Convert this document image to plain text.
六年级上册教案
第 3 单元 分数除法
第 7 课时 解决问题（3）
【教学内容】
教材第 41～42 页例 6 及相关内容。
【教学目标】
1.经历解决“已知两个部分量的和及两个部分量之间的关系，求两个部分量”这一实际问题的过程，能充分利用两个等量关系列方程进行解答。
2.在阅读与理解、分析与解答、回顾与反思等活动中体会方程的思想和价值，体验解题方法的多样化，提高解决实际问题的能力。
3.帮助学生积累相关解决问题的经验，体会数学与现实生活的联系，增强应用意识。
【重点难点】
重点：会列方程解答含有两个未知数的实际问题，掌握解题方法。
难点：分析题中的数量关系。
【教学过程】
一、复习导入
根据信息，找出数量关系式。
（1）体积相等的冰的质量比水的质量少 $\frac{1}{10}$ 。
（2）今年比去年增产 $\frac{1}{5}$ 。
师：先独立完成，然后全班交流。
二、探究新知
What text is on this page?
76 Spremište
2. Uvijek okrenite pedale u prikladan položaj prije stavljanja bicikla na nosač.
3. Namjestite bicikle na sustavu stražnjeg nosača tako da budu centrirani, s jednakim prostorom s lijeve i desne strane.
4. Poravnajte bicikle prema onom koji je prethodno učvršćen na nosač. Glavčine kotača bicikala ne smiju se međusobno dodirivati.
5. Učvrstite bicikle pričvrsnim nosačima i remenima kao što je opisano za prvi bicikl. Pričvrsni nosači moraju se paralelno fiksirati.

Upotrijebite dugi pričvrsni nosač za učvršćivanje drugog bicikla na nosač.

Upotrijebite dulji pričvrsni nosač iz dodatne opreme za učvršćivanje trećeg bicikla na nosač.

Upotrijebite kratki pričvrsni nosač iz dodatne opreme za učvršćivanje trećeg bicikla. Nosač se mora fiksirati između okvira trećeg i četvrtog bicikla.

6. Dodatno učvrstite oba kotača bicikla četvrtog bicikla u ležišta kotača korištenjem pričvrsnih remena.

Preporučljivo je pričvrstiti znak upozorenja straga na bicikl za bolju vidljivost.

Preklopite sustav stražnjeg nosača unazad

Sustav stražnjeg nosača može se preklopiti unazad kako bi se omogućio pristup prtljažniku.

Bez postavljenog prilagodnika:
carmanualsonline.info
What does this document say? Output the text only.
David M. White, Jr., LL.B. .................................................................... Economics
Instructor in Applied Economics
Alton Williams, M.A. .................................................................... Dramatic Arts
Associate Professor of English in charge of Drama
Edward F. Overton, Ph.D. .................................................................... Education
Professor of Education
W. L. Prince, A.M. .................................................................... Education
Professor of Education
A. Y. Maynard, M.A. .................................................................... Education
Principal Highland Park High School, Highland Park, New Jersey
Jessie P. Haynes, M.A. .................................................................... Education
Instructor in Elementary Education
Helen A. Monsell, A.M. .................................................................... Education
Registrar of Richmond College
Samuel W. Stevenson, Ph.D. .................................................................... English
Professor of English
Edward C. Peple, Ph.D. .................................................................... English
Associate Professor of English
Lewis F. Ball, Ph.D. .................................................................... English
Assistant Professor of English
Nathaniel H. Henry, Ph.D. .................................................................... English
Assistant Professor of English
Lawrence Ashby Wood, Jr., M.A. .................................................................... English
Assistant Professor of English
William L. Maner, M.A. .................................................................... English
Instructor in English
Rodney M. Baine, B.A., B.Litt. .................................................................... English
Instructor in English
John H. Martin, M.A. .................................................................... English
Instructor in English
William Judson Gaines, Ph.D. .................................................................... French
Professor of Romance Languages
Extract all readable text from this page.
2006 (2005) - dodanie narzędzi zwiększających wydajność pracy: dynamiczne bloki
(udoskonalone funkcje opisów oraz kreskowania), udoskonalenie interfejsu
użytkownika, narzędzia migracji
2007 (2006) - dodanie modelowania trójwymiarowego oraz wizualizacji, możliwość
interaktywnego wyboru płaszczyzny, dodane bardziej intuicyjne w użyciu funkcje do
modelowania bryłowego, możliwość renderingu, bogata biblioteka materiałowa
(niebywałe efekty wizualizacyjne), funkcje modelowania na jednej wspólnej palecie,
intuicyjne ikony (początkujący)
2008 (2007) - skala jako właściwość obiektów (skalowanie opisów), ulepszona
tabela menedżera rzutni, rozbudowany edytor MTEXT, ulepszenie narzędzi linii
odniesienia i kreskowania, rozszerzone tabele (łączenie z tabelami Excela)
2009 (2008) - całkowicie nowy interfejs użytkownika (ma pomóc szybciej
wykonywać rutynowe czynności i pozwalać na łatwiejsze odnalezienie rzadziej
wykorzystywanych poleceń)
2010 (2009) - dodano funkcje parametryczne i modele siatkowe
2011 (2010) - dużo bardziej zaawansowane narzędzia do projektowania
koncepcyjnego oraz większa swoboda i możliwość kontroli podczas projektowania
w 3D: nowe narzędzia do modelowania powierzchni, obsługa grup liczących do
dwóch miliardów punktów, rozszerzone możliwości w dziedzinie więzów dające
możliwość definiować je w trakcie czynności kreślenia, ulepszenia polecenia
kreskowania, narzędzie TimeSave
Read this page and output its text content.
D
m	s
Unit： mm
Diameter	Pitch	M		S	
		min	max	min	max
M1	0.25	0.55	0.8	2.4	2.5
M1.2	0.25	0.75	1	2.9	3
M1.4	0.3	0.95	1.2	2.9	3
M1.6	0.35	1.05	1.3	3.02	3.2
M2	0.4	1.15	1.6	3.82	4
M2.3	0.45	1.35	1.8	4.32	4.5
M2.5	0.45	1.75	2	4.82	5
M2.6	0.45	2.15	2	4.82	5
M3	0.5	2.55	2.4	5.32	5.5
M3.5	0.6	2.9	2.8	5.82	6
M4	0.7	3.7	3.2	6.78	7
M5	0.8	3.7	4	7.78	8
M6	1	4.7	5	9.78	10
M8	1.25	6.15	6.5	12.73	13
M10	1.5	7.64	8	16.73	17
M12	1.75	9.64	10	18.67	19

━━━━━━━━━━━━━━━━━━━━

What you are asked to do:
Look through the entries above; copy each line where the string "frac" appears.

Final result:
（1）体积相等的冰的质量比水的质量少 $\frac{1}{10}$ 。
（2）今年比去年增产 $\frac{1}{5}$ 。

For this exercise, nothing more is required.